── MATERIAL PROVIDED
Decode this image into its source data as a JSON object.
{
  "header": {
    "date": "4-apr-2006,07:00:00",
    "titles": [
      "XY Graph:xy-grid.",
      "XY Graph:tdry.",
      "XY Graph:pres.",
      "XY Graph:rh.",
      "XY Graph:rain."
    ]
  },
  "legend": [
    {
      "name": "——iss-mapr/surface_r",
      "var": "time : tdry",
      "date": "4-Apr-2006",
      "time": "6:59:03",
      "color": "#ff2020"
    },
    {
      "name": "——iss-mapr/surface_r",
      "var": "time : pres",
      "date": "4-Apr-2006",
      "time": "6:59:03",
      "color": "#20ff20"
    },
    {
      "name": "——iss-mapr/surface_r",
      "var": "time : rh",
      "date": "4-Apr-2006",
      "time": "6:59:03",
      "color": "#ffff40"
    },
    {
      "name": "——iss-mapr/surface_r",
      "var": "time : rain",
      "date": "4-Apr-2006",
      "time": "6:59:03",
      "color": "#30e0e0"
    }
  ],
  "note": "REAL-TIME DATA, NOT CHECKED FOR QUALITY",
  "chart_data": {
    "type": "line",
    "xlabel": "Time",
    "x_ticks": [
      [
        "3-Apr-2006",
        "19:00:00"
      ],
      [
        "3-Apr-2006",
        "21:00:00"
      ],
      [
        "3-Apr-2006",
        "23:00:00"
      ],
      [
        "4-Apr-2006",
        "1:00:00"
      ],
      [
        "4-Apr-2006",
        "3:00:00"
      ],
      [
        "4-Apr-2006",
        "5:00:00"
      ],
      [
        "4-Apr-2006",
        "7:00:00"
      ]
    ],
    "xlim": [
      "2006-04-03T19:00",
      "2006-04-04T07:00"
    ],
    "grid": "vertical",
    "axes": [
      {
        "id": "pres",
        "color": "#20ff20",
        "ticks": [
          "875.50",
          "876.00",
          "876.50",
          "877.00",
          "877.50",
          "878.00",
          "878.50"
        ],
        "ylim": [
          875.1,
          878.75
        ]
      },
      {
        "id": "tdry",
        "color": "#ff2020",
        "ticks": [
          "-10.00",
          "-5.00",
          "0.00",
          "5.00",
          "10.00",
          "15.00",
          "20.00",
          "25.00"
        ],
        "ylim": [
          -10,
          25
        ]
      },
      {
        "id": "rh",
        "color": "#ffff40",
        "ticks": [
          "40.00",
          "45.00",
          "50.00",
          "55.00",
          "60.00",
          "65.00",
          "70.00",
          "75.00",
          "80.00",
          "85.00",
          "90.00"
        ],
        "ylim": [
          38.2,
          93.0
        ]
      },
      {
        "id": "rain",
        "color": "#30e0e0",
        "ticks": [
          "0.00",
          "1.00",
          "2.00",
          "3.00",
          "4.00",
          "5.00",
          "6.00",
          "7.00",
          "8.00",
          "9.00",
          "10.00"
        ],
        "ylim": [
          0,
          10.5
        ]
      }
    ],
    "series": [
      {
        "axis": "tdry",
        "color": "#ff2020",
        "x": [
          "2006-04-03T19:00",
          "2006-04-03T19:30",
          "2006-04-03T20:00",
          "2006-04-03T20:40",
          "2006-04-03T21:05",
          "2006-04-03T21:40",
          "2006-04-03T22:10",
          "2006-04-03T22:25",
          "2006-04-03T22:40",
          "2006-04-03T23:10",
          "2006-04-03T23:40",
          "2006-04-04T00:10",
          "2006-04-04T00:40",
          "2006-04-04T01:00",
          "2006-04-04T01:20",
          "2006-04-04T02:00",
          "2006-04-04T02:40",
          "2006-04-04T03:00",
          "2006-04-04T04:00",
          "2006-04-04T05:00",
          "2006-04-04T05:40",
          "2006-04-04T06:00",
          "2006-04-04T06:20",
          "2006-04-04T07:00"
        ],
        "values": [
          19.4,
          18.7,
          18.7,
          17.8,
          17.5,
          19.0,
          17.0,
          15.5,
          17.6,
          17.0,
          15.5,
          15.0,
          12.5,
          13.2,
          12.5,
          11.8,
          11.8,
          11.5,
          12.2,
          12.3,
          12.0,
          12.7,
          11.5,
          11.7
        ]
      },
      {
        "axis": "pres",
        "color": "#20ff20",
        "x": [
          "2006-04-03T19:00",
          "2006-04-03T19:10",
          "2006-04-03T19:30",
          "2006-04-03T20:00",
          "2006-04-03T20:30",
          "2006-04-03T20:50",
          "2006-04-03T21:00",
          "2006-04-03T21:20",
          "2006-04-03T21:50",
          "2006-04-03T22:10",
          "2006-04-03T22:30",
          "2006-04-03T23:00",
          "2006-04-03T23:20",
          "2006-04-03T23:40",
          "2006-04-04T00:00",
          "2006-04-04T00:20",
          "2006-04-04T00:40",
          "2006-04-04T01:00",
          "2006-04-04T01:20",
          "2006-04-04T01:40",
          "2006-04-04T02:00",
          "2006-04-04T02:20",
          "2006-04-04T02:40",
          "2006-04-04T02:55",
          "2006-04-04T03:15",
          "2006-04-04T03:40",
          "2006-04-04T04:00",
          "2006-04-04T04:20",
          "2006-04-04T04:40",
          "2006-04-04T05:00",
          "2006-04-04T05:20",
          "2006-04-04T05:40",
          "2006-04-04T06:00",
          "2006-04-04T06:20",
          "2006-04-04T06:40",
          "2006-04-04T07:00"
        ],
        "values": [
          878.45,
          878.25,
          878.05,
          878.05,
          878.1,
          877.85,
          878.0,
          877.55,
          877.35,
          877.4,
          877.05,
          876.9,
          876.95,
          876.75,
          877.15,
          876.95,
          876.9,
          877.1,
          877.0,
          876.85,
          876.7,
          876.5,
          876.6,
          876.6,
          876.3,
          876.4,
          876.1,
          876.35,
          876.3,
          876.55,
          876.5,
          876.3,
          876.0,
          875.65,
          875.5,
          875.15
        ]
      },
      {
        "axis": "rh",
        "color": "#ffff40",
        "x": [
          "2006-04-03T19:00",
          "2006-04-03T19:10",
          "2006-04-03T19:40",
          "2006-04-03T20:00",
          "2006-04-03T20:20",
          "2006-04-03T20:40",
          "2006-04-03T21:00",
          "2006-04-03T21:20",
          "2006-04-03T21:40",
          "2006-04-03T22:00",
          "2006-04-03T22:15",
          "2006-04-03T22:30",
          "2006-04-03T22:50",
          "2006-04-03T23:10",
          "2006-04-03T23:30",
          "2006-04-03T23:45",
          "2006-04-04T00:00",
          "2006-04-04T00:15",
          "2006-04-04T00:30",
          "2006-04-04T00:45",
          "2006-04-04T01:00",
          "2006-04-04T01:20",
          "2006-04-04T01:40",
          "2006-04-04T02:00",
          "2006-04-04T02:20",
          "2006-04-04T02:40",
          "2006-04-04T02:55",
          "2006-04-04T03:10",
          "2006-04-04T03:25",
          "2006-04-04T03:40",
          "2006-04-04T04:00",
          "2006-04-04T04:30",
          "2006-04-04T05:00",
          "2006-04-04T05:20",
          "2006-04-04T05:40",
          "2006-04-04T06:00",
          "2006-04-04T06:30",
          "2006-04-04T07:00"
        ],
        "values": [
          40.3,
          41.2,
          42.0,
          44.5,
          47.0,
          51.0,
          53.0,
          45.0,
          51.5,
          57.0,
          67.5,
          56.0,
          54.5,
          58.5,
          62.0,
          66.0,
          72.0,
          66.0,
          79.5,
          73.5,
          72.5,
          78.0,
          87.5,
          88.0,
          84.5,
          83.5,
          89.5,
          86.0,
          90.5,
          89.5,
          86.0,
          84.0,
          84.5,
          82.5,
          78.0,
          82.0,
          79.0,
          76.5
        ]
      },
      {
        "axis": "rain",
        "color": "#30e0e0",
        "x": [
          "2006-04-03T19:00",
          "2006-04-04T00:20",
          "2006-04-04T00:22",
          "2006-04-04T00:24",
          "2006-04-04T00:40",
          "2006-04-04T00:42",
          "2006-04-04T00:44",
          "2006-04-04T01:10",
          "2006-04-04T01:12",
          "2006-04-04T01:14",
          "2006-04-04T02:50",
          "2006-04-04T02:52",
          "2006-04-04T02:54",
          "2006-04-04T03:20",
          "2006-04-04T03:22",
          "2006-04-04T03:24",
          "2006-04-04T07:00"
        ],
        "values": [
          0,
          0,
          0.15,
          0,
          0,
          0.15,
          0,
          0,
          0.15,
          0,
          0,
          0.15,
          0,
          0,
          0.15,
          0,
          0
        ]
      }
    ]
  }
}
────
| SET PROBLEM |
List the lines of the material in which the word "axis" occurs.

| RESPONSE TO THIS EXERCISE |
        "axis": "tdry",
        "axis": "pres",
        "axis": "rh",
        "axis": "rain",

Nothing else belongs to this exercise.